(Figure collection entries)
_ _ _ _ _
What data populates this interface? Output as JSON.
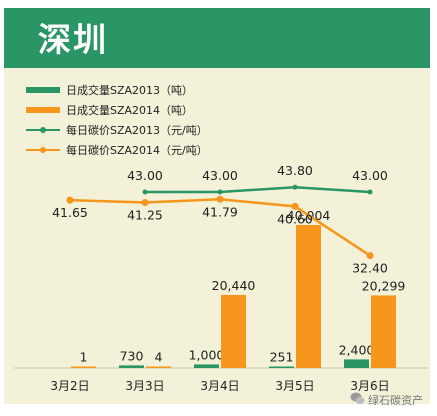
{
  "header": {
    "title": "深圳"
  },
  "watermark": {
    "text": "绿石碳资产"
  },
  "colors": {
    "title_bg": "#2a9565",
    "panel_bg": "#f3f1d8",
    "series_2013": "#2a9565",
    "series_2014": "#f6961d",
    "label": "#222222"
  },
  "chart_data": {
    "type": "bar",
    "categories": [
      "3月2日",
      "3月3日",
      "3月4日",
      "3月5日",
      "3月6日"
    ],
    "legend_position": "top-left",
    "grid": false,
    "bar_series": [
      {
        "name": "日成交量SZA2013（吨）",
        "values": [
          null,
          730,
          1000,
          251,
          2400
        ],
        "labels": [
          "",
          "730",
          "1,000",
          "251",
          "2,400"
        ]
      },
      {
        "name": "日成交量SZA2014（吨）",
        "values": [
          1,
          4,
          20440,
          40004,
          20299
        ],
        "labels": [
          "1",
          "4",
          "20,440",
          "40,004",
          "20,299"
        ]
      }
    ],
    "bar_ylim": [
      0,
      45000
    ],
    "line_series": [
      {
        "name": "每日碳价SZA2013（元/吨）",
        "values": [
          null,
          43.0,
          43.0,
          43.8,
          43.0
        ],
        "labels": [
          "",
          "43.00",
          "43.00",
          "43.80",
          "43.00"
        ]
      },
      {
        "name": "每日碳价SZA2014（元/吨）",
        "values": [
          41.65,
          41.25,
          41.79,
          40.6,
          32.4
        ],
        "labels": [
          "41.65",
          "41.25",
          "41.79",
          "40.60",
          "32.40"
        ]
      }
    ],
    "line_ylim": [
      20,
      50
    ]
  }
}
_ _ _ _ _
JOB:
Pictures in the records above are left out; print everything else exactly as written.

TASK RESPONSE:
What data populates this interface? Output as JSON.
{
  "header": {
    "title": "深圳"
  },
  "watermark": {
    "text": "绿石碳资产"
  },
  "colors": {
    "title_bg": "#2a9565",
    "panel_bg": "#f3f1d8",
    "series_2013": "#2a9565",
    "series_2014": "#f6961d",
    "label": "#222222"
  },
  "chart_data": {
    "type": "bar",
    "categories": [
      "3月2日",
      "3月3日",
      "3月4日",
      "3月5日",
      "3月6日"
    ],
    "legend_position": "top-left",
    "grid": false,
    "bar_series": [
      {
        "name": "日成交量SZA2013（吨）",
        "values": [
          null,
          730,
          1000,
          251,
          2400
        ],
        "labels": [
          "",
          "730",
          "1,000",
          "251",
          "2,400"
        ]
      },
      {
        "name": "日成交量SZA2014（吨）",
        "values": [
          1,
          4,
          20440,
          40004,
          20299
        ],
        "labels": [
          "1",
          "4",
          "20,440",
          "40,004",
          "20,299"
        ]
      }
    ],
    "bar_ylim": [
      0,
      45000
    ],
    "line_series": [
      {
        "name": "每日碳价SZA2013（元/吨）",
        "values": [
          null,
          43.0,
          43.0,
          43.8,
          43.0
        ],
        "labels": [
          "",
          "43.00",
          "43.00",
          "43.80",
          "43.00"
        ]
      },
      {
        "name": "每日碳价SZA2014（元/吨）",
        "values": [
          41.65,
          41.25,
          41.79,
          40.6,
          32.4
        ],
        "labels": [
          "41.65",
          "41.25",
          "41.79",
          "40.60",
          "32.40"
        ]
      }
    ],
    "line_ylim": [
      20,
      50
    ]
  }
}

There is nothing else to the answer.